◆ Direction
Find each line in the data below that contains the word "clutch", and copy those lines.

++++ Supplied material

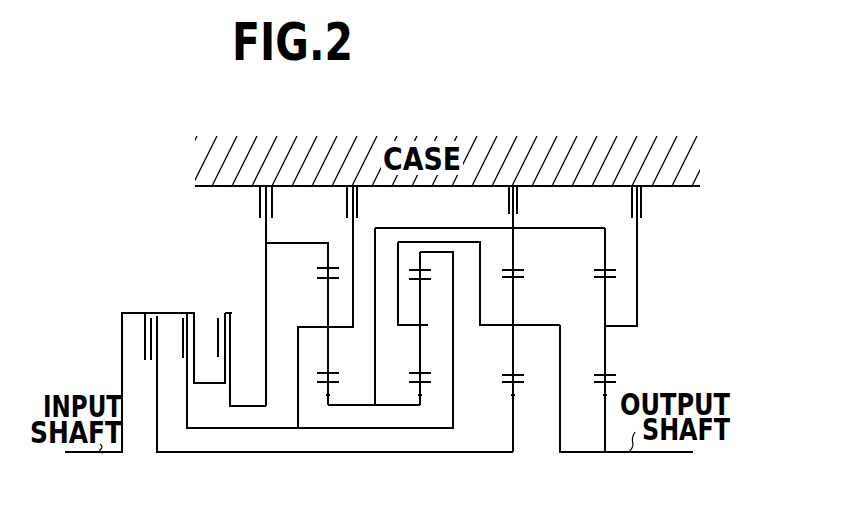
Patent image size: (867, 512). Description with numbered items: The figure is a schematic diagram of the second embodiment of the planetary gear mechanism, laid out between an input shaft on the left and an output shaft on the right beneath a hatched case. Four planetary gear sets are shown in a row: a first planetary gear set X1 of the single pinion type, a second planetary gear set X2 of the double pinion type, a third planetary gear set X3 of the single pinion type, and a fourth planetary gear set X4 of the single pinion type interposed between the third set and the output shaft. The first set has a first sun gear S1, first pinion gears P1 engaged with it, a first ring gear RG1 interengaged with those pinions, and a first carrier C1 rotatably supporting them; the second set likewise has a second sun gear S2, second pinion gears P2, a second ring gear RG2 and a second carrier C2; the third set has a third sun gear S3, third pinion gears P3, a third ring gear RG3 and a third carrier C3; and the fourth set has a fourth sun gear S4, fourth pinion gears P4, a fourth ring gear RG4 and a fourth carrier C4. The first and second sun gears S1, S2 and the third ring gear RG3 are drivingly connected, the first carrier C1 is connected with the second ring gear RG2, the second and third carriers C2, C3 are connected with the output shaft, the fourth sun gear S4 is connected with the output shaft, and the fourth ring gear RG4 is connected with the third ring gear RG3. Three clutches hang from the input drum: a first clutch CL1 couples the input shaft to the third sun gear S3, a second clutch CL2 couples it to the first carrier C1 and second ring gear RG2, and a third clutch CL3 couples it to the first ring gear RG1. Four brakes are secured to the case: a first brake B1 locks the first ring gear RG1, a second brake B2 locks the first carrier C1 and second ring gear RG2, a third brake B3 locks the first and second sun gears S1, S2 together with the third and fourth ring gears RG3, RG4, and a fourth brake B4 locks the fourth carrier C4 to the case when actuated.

The first clutch CL1 is at (150, 313).
The second clutch CL2 is at (185, 313).
The third clutch CL3 is at (228, 313).
The first brake B1 is at (248, 205).
The second brake B2 is at (368, 205).
The third brake B3 is at (530, 205).
The fourth brake B4 is at (653, 205).
The first ring gear RG1 is at (326, 258).
The second ring gear RG2 is at (423, 258).
The third ring gear RG3 is at (513, 256).
The fourth ring gear RG4 is at (608, 256).
The first carrier C1 is at (315, 327).
The second carrier C2 is at (416, 313).
The third carrier C3 is at (531, 325).
The fourth carrier C4 is at (618, 326).
The first pinion gears P1 is at (330, 357).
The second pinion gears P2 is at (420, 365).
The third pinion gears P3 is at (513, 358).
The fourth pinion gears P4 is at (607, 357).
The first planetary gear set X1 is at (322, 397).
The second planetary gear set X2 is at (414, 397).
The third planetary gear set X3 is at (507, 397).
The fourth planetary gear set X4 is at (598, 397).
The first sun gear S1 is at (334, 395).
The second sun gear S2 is at (427, 395).
The third sun gear S3 is at (518, 397).
The fourth sun gear S4 is at (610, 397).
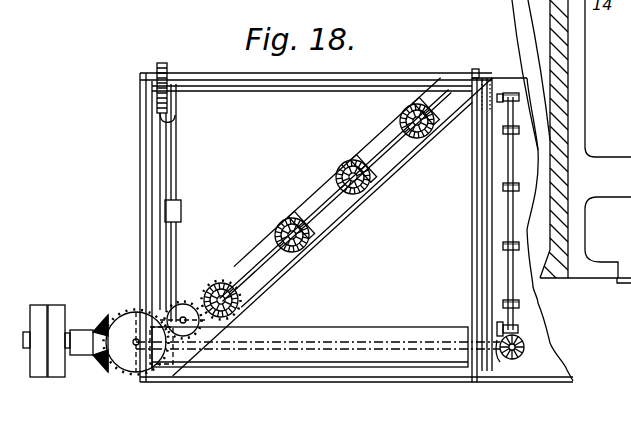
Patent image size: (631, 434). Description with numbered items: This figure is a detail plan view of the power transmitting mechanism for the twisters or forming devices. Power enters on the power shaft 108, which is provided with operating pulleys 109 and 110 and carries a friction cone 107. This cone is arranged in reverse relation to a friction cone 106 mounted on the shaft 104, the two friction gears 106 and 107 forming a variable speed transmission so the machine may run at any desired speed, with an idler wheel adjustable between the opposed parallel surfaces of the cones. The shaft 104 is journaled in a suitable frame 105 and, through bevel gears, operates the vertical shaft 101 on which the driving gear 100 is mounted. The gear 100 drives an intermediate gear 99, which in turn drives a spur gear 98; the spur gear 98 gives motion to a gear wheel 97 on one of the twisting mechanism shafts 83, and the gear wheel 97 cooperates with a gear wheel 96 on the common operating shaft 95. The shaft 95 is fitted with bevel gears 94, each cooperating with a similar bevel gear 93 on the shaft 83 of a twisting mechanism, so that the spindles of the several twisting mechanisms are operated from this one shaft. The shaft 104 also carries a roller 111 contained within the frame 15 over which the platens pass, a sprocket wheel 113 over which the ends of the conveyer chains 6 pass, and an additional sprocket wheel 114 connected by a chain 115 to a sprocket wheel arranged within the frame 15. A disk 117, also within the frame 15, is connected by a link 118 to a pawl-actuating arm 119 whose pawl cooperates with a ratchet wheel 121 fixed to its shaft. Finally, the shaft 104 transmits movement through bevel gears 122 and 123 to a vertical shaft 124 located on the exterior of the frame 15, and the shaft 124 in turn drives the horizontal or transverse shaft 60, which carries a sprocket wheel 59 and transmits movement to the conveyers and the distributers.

++++++++

◆ Problem solution
Patent image size: (867, 512). Description with numbered items: The figure is a schematic diagram of the second embodiment of the planetary gear mechanism, laid out between an input shaft on the left and an output shaft on the right beneath a hatched case. Four planetary gear sets are shown in a row: a first planetary gear set X1 of the single pinion type, a second planetary gear set X2 of the double pinion type, a third planetary gear set X3 of the single pinion type, and a fourth planetary gear set X4 of the single pinion type interposed between the third set and the output shaft. The first set has a first sun gear S1, first pinion gears P1 engaged with it, a first ring gear RG1 interengaged with those pinions, and a first carrier C1 rotatably supporting them; the second set likewise has a second sun gear S2, second pinion gears P2, a second ring gear RG2 and a second carrier C2; the third set has a third sun gear S3, third pinion gears P3, a third ring gear RG3 and a third carrier C3; and the fourth set has a fourth sun gear S4, fourth pinion gears P4, a fourth ring gear RG4 and a fourth carrier C4. The first and second sun gears S1, S2 and the third ring gear RG3 are drivingly connected, the first carrier C1 is connected with the second ring gear RG2, the second and third carriers C2, C3 are connected with the output shaft, the fourth sun gear S4 is connected with the output shaft, and the fourth ring gear RG4 is connected with the third ring gear RG3. Three clutches hang from the input drum: a first clutch CL1 couples the input shaft to the third sun gear S3, a second clutch CL2 couples it to the first carrier C1 and second ring gear RG2, and a third clutch CL3 couples it to the first ring gear RG1. Four brakes are secured to the case: a first brake B1 locks the first ring gear RG1, a second brake B2 locks the first carrier C1 and second ring gear RG2, a third brake B3 locks the first and second sun gears S1, S2 together with the third and fourth ring gears RG3, RG4, and a fourth brake B4 locks the fourth carrier C4 to the case when actuated.
The first clutch CL1 is at (150, 313).
The second clutch CL2 is at (185, 313).
The third clutch CL3 is at (228, 313).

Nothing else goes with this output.